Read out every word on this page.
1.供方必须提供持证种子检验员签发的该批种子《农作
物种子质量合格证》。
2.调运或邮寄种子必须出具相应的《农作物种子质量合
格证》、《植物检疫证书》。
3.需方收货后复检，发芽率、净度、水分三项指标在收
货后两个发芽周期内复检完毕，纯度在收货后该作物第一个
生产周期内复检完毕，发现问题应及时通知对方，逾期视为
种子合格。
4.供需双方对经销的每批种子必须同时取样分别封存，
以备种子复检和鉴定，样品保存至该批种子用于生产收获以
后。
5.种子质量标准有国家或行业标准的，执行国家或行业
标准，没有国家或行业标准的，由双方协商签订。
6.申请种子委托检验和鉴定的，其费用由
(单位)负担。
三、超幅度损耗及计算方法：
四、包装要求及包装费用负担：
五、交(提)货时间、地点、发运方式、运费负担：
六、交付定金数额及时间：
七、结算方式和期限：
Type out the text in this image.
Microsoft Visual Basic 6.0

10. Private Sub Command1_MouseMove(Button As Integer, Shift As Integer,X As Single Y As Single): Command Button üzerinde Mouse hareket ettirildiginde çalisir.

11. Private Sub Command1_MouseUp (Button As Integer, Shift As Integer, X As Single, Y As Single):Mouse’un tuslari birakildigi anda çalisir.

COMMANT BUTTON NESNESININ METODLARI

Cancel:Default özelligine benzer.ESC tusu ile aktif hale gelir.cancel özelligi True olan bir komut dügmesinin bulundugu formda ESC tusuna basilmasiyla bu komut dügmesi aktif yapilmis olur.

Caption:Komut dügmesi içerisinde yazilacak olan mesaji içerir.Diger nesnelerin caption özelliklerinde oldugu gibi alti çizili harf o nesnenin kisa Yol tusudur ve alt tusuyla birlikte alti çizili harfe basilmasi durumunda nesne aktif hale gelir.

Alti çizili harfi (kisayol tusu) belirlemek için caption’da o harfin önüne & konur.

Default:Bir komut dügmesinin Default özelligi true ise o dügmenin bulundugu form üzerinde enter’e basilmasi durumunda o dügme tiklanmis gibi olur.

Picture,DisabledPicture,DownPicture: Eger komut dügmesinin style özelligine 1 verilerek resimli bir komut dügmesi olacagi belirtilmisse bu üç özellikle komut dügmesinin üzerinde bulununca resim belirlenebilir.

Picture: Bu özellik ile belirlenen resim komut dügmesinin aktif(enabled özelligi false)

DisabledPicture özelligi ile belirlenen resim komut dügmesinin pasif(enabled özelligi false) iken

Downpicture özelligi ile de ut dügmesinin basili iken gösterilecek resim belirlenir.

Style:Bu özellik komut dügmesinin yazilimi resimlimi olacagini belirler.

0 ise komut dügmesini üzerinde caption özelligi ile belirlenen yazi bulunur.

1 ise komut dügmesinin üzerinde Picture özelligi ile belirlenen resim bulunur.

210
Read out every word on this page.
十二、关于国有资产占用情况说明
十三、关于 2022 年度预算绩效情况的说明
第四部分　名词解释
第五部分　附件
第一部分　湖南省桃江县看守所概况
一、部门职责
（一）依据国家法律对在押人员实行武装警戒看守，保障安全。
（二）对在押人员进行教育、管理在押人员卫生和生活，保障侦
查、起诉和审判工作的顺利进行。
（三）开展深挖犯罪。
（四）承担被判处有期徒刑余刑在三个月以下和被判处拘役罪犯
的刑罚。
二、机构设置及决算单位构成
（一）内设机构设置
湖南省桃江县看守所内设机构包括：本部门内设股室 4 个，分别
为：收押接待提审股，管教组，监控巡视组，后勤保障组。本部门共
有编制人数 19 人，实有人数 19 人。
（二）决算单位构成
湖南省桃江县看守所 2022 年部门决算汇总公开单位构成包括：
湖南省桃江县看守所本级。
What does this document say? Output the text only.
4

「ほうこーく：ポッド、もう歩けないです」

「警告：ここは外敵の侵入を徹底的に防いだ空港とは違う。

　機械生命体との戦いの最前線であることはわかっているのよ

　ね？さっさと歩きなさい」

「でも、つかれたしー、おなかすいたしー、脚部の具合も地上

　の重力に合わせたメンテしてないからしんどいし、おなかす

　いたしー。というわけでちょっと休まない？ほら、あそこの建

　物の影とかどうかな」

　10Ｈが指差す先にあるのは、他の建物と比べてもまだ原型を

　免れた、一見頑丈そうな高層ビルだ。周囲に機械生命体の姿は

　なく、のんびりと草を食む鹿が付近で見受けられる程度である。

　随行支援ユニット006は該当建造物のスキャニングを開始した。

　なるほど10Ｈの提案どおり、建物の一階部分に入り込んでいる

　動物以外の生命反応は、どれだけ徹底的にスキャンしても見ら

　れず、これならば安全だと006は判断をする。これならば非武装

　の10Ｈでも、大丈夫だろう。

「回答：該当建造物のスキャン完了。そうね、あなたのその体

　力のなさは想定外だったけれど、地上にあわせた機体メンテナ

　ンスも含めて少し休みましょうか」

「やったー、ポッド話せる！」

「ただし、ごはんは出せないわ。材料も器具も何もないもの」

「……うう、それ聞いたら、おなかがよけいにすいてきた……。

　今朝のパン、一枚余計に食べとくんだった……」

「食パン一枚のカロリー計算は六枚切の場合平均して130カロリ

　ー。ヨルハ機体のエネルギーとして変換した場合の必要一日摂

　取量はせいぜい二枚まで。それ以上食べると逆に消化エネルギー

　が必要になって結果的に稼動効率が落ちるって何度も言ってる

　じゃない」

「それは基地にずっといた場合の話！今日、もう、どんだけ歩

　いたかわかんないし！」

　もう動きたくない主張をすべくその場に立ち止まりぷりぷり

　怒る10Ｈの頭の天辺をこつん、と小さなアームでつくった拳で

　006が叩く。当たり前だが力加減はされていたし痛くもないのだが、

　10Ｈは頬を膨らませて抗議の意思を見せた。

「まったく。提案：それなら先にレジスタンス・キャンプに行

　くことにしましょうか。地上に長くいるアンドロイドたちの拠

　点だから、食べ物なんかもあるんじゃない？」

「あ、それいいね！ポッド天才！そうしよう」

---*---

→ **What the exercise asks**:
Search the lines above for the string "Mouse", then show every one that has it.

→ **Exercise response**:
10. Private Sub Command1_MouseMove(Button As Integer, Shift As Integer,X As Single Y As Single): Command Button üzerinde Mouse hareket ettirildiginde çalisir.
11. Private Sub Command1_MouseUp (Button As Integer, Shift As Integer, X As Single, Y As Single):Mouse’un tuslari birakildigi anda çalisir.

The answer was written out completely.